**What the task requires:**
Report each line of the data that includes the word "tapping".

====== Records for the task

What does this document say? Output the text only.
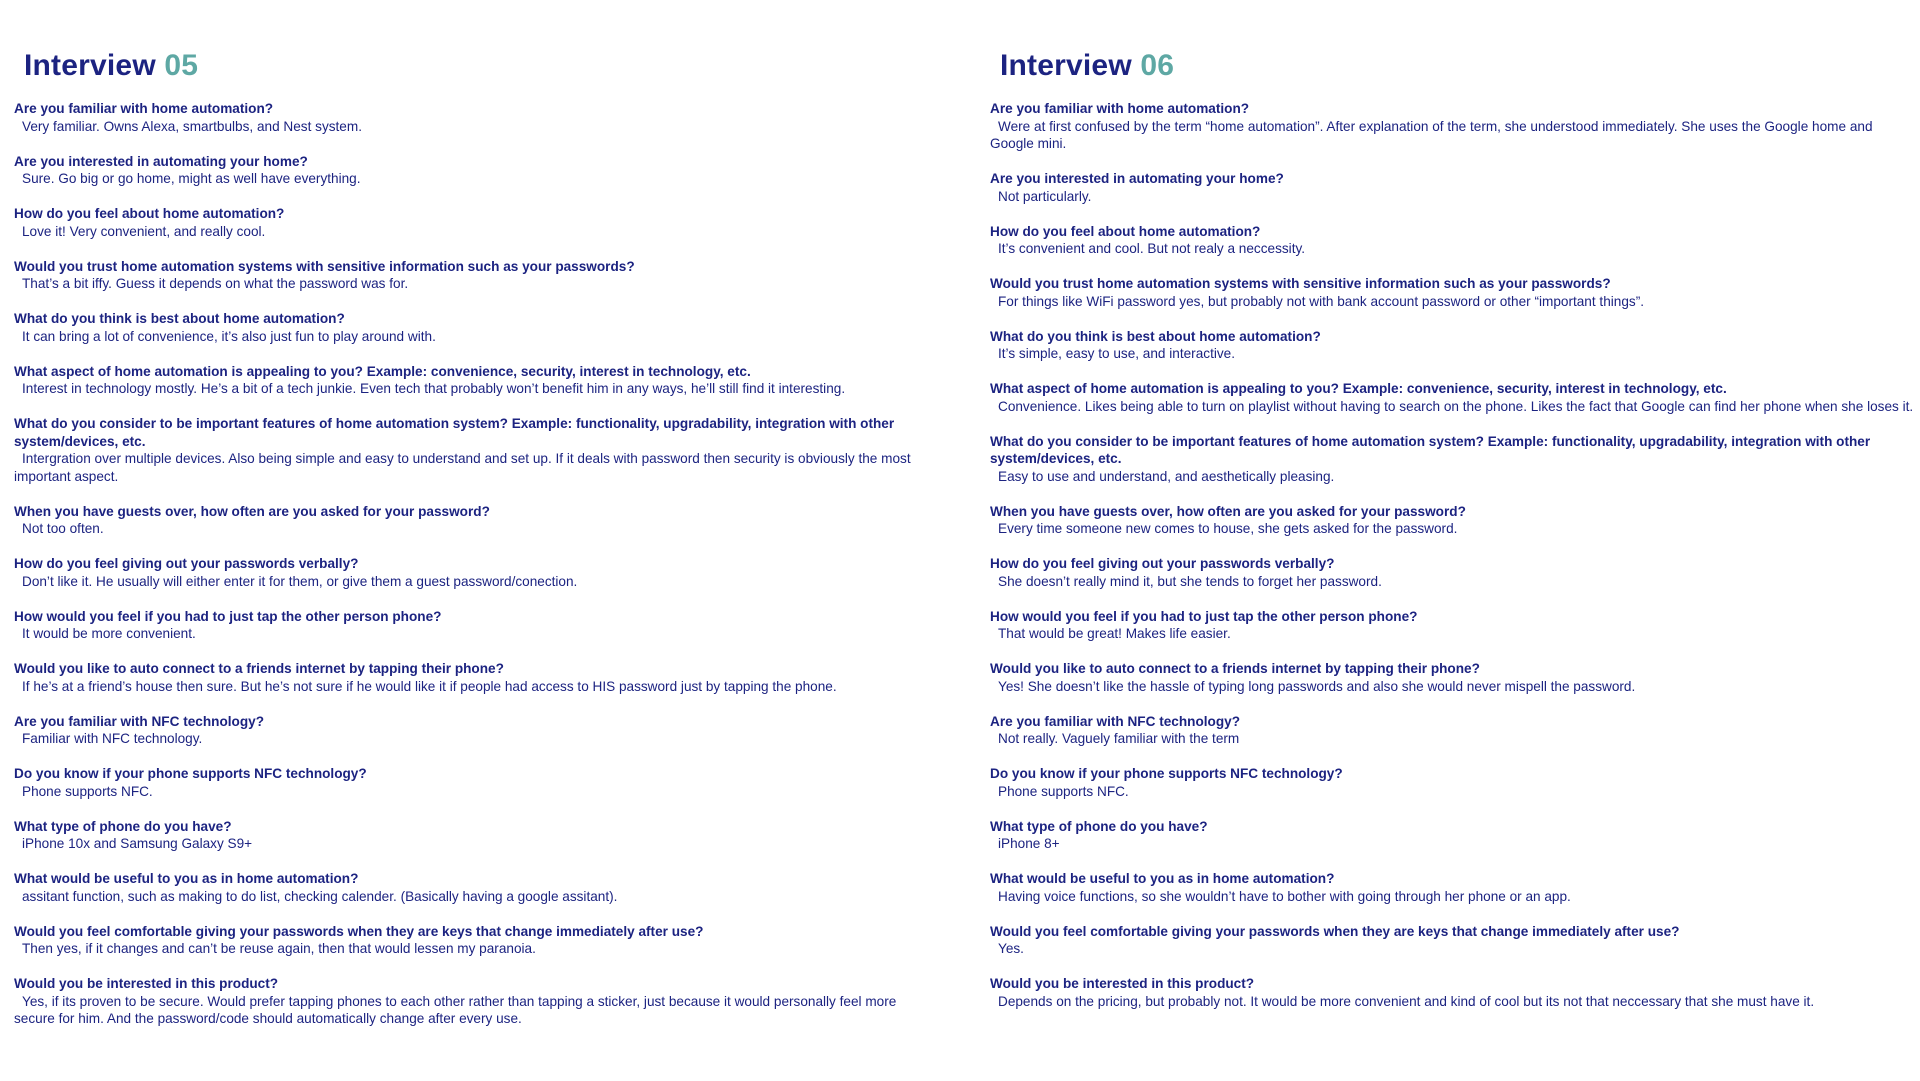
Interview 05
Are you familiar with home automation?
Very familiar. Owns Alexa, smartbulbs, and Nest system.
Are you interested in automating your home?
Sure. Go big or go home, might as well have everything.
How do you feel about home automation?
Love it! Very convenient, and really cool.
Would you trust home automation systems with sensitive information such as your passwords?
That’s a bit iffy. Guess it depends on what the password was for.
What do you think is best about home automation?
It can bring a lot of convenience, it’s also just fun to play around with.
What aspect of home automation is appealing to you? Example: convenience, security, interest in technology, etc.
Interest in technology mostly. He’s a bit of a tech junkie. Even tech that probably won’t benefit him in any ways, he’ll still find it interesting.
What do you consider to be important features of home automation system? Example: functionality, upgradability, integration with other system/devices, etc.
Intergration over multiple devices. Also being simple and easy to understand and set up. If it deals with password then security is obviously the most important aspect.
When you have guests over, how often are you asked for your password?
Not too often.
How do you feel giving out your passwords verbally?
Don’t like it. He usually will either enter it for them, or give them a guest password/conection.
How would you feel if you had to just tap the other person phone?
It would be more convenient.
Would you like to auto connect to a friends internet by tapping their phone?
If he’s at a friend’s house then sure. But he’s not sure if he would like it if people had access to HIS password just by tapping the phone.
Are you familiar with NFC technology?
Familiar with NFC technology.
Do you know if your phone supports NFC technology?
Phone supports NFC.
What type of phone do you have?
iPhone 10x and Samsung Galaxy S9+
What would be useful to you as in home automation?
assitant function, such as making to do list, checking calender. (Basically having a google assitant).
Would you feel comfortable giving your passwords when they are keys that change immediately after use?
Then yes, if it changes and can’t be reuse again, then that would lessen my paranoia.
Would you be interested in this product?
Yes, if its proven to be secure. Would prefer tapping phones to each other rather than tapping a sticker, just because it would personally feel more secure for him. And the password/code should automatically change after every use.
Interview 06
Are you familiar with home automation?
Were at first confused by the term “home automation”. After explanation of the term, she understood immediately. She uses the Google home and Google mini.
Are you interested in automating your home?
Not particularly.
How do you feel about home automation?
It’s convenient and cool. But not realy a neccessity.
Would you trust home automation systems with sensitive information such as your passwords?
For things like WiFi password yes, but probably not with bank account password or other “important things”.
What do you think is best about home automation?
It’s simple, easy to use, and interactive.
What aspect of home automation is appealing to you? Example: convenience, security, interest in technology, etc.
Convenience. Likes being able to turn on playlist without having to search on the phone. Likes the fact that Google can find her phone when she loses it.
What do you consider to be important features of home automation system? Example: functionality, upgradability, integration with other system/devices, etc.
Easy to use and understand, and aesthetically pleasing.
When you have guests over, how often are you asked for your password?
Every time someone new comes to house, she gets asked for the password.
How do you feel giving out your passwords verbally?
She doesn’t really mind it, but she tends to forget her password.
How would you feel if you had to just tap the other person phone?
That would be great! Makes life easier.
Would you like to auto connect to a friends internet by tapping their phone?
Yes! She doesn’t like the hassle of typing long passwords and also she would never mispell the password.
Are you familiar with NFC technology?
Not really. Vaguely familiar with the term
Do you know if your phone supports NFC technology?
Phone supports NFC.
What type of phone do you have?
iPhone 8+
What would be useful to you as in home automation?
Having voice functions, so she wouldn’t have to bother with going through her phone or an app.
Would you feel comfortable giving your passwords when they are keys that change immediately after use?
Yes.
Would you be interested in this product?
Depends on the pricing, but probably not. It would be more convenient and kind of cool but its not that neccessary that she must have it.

============

**Output for this exercise:**
Would you like to auto connect to a friends internet by tapping their phone?
If he’s at a friend’s house then sure. But he’s not sure if he would like it if people had access to HIS password just by tapping the phone.
Yes, if its proven to be secure. Would prefer tapping phones to each other rather than tapping a sticker, just because it would personally feel more secure for him. And the password/code should automatically change after every use.
Would you like to auto connect to a friends internet by tapping their phone?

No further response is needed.